#### Work to do
Output each entry exactly; skip nothing.

[Structured figure records]
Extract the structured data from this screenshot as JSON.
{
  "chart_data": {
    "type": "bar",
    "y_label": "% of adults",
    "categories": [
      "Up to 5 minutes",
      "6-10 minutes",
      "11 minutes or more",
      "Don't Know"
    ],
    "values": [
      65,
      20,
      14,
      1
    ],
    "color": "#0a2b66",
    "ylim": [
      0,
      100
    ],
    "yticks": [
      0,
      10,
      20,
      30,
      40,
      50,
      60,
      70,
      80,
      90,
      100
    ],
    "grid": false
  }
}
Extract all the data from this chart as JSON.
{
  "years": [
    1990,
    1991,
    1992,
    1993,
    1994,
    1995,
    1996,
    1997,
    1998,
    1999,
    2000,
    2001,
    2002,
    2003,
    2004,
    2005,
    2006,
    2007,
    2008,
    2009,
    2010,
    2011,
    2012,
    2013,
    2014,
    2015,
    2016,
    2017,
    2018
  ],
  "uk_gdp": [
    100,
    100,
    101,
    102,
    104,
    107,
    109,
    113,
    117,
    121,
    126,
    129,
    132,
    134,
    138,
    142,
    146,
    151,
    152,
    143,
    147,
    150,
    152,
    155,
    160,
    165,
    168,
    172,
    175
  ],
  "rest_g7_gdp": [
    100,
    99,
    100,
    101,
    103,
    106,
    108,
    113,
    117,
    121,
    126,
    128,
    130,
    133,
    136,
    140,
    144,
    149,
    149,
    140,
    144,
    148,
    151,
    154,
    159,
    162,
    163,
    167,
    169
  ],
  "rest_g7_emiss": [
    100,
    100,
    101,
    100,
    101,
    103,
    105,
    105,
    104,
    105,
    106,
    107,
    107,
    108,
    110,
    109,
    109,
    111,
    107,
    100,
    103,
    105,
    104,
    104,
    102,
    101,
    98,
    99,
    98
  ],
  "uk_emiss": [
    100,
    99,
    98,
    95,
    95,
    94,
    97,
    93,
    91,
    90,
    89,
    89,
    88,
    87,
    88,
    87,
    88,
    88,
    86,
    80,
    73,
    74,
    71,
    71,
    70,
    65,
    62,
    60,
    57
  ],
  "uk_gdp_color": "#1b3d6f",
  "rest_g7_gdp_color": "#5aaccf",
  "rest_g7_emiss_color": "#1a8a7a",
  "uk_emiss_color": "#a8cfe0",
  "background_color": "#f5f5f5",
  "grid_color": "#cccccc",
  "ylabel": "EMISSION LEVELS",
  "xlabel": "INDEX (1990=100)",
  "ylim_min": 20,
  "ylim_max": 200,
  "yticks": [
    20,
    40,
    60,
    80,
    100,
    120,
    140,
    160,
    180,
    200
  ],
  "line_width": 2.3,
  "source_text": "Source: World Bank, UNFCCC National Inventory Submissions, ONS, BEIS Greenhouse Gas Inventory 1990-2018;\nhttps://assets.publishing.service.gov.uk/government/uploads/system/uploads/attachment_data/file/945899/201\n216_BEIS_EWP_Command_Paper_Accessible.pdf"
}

#### Answer in full
Extract the structured data from this screenshot as JSON.
{
  "chart_data": {
    "type": "bar",
    "y_label": "% of adults",
    "categories": [
      "Up to 5 minutes",
      "6-10 minutes",
      "11 minutes or more",
      "Don't Know"
    ],
    "values": [
      65,
      20,
      14,
      1
    ],
    "color": "#0a2b66",
    "ylim": [
      0,
      100
    ],
    "yticks": [
      0,
      10,
      20,
      30,
      40,
      50,
      60,
      70,
      80,
      90,
      100
    ],
    "grid": false
  }
}
Extract all the data from this chart as JSON.
{
  "years": [
    1990,
    1991,
    1992,
    1993,
    1994,
    1995,
    1996,
    1997,
    1998,
    1999,
    2000,
    2001,
    2002,
    2003,
    2004,
    2005,
    2006,
    2007,
    2008,
    2009,
    2010,
    2011,
    2012,
    2013,
    2014,
    2015,
    2016,
    2017,
    2018
  ],
  "uk_gdp": [
    100,
    100,
    101,
    102,
    104,
    107,
    109,
    113,
    117,
    121,
    126,
    129,
    132,
    134,
    138,
    142,
    146,
    151,
    152,
    143,
    147,
    150,
    152,
    155,
    160,
    165,
    168,
    172,
    175
  ],
  "rest_g7_gdp": [
    100,
    99,
    100,
    101,
    103,
    106,
    108,
    113,
    117,
    121,
    126,
    128,
    130,
    133,
    136,
    140,
    144,
    149,
    149,
    140,
    144,
    148,
    151,
    154,
    159,
    162,
    163,
    167,
    169
  ],
  "rest_g7_emiss": [
    100,
    100,
    101,
    100,
    101,
    103,
    105,
    105,
    104,
    105,
    106,
    107,
    107,
    108,
    110,
    109,
    109,
    111,
    107,
    100,
    103,
    105,
    104,
    104,
    102,
    101,
    98,
    99,
    98
  ],
  "uk_emiss": [
    100,
    99,
    98,
    95,
    95,
    94,
    97,
    93,
    91,
    90,
    89,
    89,
    88,
    87,
    88,
    87,
    88,
    88,
    86,
    80,
    73,
    74,
    71,
    71,
    70,
    65,
    62,
    60,
    57
  ],
  "uk_gdp_color": "#1b3d6f",
  "rest_g7_gdp_color": "#5aaccf",
  "rest_g7_emiss_color": "#1a8a7a",
  "uk_emiss_color": "#a8cfe0",
  "background_color": "#f5f5f5",
  "grid_color": "#cccccc",
  "ylabel": "EMISSION LEVELS",
  "xlabel": "INDEX (1990=100)",
  "ylim_min": 20,
  "ylim_max": 200,
  "yticks": [
    20,
    40,
    60,
    80,
    100,
    120,
    140,
    160,
    180,
    200
  ],
  "line_width": 2.3,
  "source_text": "Source: World Bank, UNFCCC National Inventory Submissions, ONS, BEIS Greenhouse Gas Inventory 1990-2018;\nhttps://assets.publishing.service.gov.uk/government/uploads/system/uploads/attachment_data/file/945899/201\n216_BEIS_EWP_Command_Paper_Accessible.pdf"
}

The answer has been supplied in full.